▸ **What needs to be done**: Write out every row below word for word, leaving out the pictures.
>> Start Dataset
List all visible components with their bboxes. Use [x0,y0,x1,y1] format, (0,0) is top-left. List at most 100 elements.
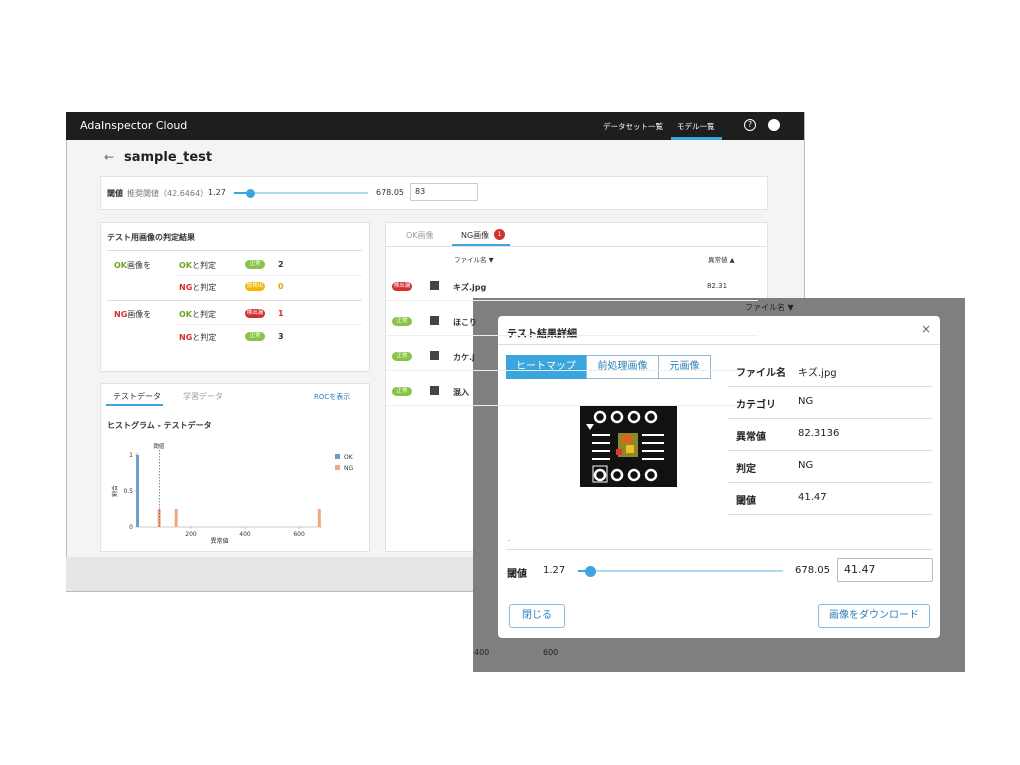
tab-underline [106,404,163,406]
tab[interactable]: OK画像 [406,231,434,240]
user-icon[interactable] [768,119,780,131]
label-em: OK [114,261,127,270]
bar [174,509,178,527]
x-tick-label: 400 [239,531,251,538]
slider-track[interactable] [578,570,783,572]
modal-title: テスト結果詳細 [507,325,577,340]
divider [386,300,758,301]
slider-knob[interactable] [245,188,255,198]
bg-tick: 600 [543,648,559,657]
divider [506,549,932,550]
nav-link[interactable]: データセット一覧 [603,122,663,131]
divider [175,275,362,276]
group-label: NG画像を [114,309,151,320]
help-icon[interactable]: ? [744,119,756,131]
file-name: カケ.j [453,353,475,362]
judge-em: OK [179,261,192,270]
judge-label: OKと判定 [179,309,216,320]
tab[interactable]: NG画像 [461,231,490,240]
divider [728,514,932,515]
detail-key: 異常値 [736,432,766,443]
app-title: AdaInspector Cloud [80,119,188,132]
bar [136,455,140,527]
divider [386,370,758,371]
legend-swatch [335,465,340,470]
divider [385,246,766,247]
judge-label: NGと判定 [179,332,216,343]
badge: 誤検出 [245,282,265,291]
close-button[interactable]: × [921,322,932,336]
detail-key: ファイル名 [736,368,786,379]
count: 0 [278,282,284,291]
results-title: テスト用画像の判定結果 [107,233,195,242]
legend-label: NG [344,465,353,472]
column-header[interactable]: ファイル名 ▼ [454,256,494,264]
y-tick-label: 1 [129,452,133,459]
badge: 正常 [392,317,412,326]
ng-count: 1 [494,229,505,240]
thumbnail [430,386,439,395]
legend-label: OK [344,454,354,461]
y-tick-label: 0.5 [123,488,133,495]
divider [728,386,932,387]
slider-max: 678.05 [795,565,830,576]
judge-text: と判定 [192,283,217,292]
detail-value: 41.47 [798,492,827,503]
file-name: ほこり [453,318,477,327]
x-tick-label: 200 [185,531,197,538]
threshold-input[interactable]: 41.47 [837,558,933,582]
detail-key: 判定 [736,464,756,475]
modal-tab[interactable]: ヒートマップ [506,355,586,379]
results-card [100,222,370,372]
threshold-label: 閾値 [107,189,123,198]
nav-underline [671,137,722,140]
bg-tick: 400 [474,648,490,657]
slider-min: 1.27 [208,188,226,197]
threshold-label: 閾値 [507,569,527,580]
detail-value: NG [798,396,814,407]
y-axis-label: 割合 [111,485,119,497]
slider-track[interactable] [234,192,368,194]
thumbnail [430,351,439,360]
y-tick-label: 0 [129,524,133,531]
divider [107,300,362,301]
judge-em: NG [179,333,193,342]
slider-knob[interactable] [584,565,596,577]
slider-min: 1.27 [543,565,566,576]
nav-link[interactable]: モデル一覧 [677,122,715,131]
detail-key: カテゴリ [736,400,776,411]
x-axis-label: 異常値 [210,537,228,545]
judge-text: と判定 [192,310,216,319]
label-text: 画像を [127,310,152,319]
close-button[interactable]: 閉じる [509,604,565,628]
tab-underline [452,244,510,246]
legend-swatch [335,454,340,459]
detail-value: 82.3136 [798,428,840,439]
column-header[interactable]: 異常値 ▲ [708,256,735,264]
divider [728,450,932,451]
threshold-label: 閾値 [153,442,165,450]
divider [386,335,758,336]
heatmap-image [580,405,677,487]
file-name: キズ.jpg [453,283,487,292]
back-arrow[interactable]: ← [104,150,115,164]
divider [498,344,940,345]
roc-link[interactable]: ROCを表示 [314,393,351,401]
label-text: 画像を [127,261,151,270]
modal-tab[interactable]: 元画像 [658,355,711,379]
histogram-card [100,383,370,552]
recommended: 推奨閾値（42.6464） [127,189,209,198]
tab[interactable]: 学習データ [183,392,223,401]
column-name: 異常値 [708,256,728,264]
bar [317,509,321,527]
tab[interactable]: テストデータ [113,392,161,401]
divider [728,418,932,419]
threshold-input[interactable]: 83 [410,183,478,201]
modal-tab[interactable]: 前処理画像 [586,355,659,379]
download-button[interactable]: 画像をダウンロード [818,604,930,628]
bg-column: ファイル名 ▼ [745,303,794,312]
judge-label: OKと判定 [179,260,216,271]
threshold-card [100,176,768,210]
badge: 検出漏 [392,282,412,291]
>> End Dataset
▸ **Result for this exercise**:
List all visible components with their bboxes. Use [x0,y0,x1,y1] format, (0,0) is top-left. List at most 100 elements.
tab-underline [106,404,163,406]
tab[interactable]: OK画像 [406,231,434,240]
user-icon[interactable] [768,119,780,131]
label-em: OK [114,261,127,270]
bar [174,509,178,527]
x-tick-label: 400 [239,531,251,538]
slider-track[interactable] [578,570,783,572]
modal-title: テスト結果詳細 [507,325,577,340]
divider [386,300,758,301]
slider-knob[interactable] [245,188,255,198]
bg-tick: 600 [543,648,559,657]
divider [506,549,932,550]
nav-link[interactable]: データセット一覧 [603,122,663,131]
divider [175,275,362,276]
group-label: NG画像を [114,309,151,320]
help-icon[interactable]: ? [744,119,756,131]
file-name: カケ.j [453,353,475,362]
judge-em: OK [179,261,192,270]
judge-label: OKと判定 [179,309,216,320]
tab[interactable]: NG画像 [461,231,490,240]
divider [728,514,932,515]
detail-key: 異常値 [736,432,766,443]
app-title: AdaInspector Cloud [80,119,188,132]
bar [136,455,140,527]
divider [386,370,758,371]
legend-swatch [335,465,340,470]
divider [385,246,766,247]
judge-label: NGと判定 [179,332,216,343]
badge: 誤検出 [245,282,265,291]
close-button[interactable]: × [921,322,932,336]
detail-key: ファイル名 [736,368,786,379]
count: 0 [278,282,284,291]
results-title: テスト用画像の判定結果 [107,233,195,242]
legend-label: NG [344,465,353,472]
column-header[interactable]: ファイル名 ▼ [454,256,494,264]
y-tick-label: 1 [129,452,133,459]
badge: 正常 [392,317,412,326]
ng-count: 1 [494,229,505,240]
thumbnail [430,386,439,395]
legend-label: OK [344,454,354,461]
y-tick-label: 0.5 [123,488,133,495]
divider [728,386,932,387]
slider-max: 678.05 [795,565,830,576]
judge-text: と判定 [192,283,217,292]
detail-value: 41.47 [798,492,827,503]
file-name: ほこり [453,318,477,327]
x-tick-label: 200 [185,531,197,538]
threshold-input[interactable]: 41.47 [837,558,933,582]
detail-key: 判定 [736,464,756,475]
modal-tab[interactable]: ヒートマップ [506,355,586,379]
results-card [100,222,370,372]
threshold-label: 閾値 [107,189,123,198]
nav-underline [671,137,722,140]
bg-tick: 400 [474,648,490,657]
slider-min: 1.27 [208,188,226,197]
threshold-label: 閾値 [507,569,527,580]
detail-value: NG [798,396,814,407]
y-axis-label: 割合 [111,485,119,497]
slider-track[interactable] [234,192,368,194]
thumbnail [430,351,439,360]
y-tick-label: 0 [129,524,133,531]
divider [107,300,362,301]
judge-em: NG [179,333,193,342]
slider-knob[interactable] [584,565,596,577]
slider-min: 1.27 [543,565,566,576]
nav-link[interactable]: モデル一覧 [677,122,715,131]
detail-key: カテゴリ [736,400,776,411]
x-axis-label: 異常値 [210,537,228,545]
judge-text: と判定 [192,310,216,319]
label-text: 画像を [127,310,152,319]
close-button[interactable]: 閉じる [509,604,565,628]
tab-underline [452,244,510,246]
legend-swatch [335,454,340,459]
detail-value: 82.3136 [798,428,840,439]
column-header[interactable]: 異常値 ▲ [708,256,735,264]
divider [728,450,932,451]
threshold-label: 閾値 [153,442,165,450]
divider [386,335,758,336]
heatmap-image [580,405,677,487]
file-name: キズ.jpg [453,283,487,292]
back-arrow[interactable]: ← [104,150,115,164]
divider [498,344,940,345]
roc-link[interactable]: ROCを表示 [314,393,351,401]
label-text: 画像を [127,261,151,270]
modal-tab[interactable]: 元画像 [658,355,711,379]
histogram-card [100,383,370,552]
recommended: 推奨閾値（42.6464） [127,189,209,198]
tab[interactable]: 学習データ [183,392,223,401]
column-name: 異常値 [708,256,728,264]
bar [317,509,321,527]
tab[interactable]: テストデータ [113,392,161,401]
divider [728,418,932,419]
threshold-input[interactable]: 83 [410,183,478,201]
modal-tab[interactable]: 前処理画像 [586,355,659,379]
download-button[interactable]: 画像をダウンロード [818,604,930,628]
bg-column: ファイル名 ▼ [745,303,794,312]
judge-label: OKと判定 [179,260,216,271]
threshold-card [100,176,768,210]
badge: 検出漏 [392,282,412,291]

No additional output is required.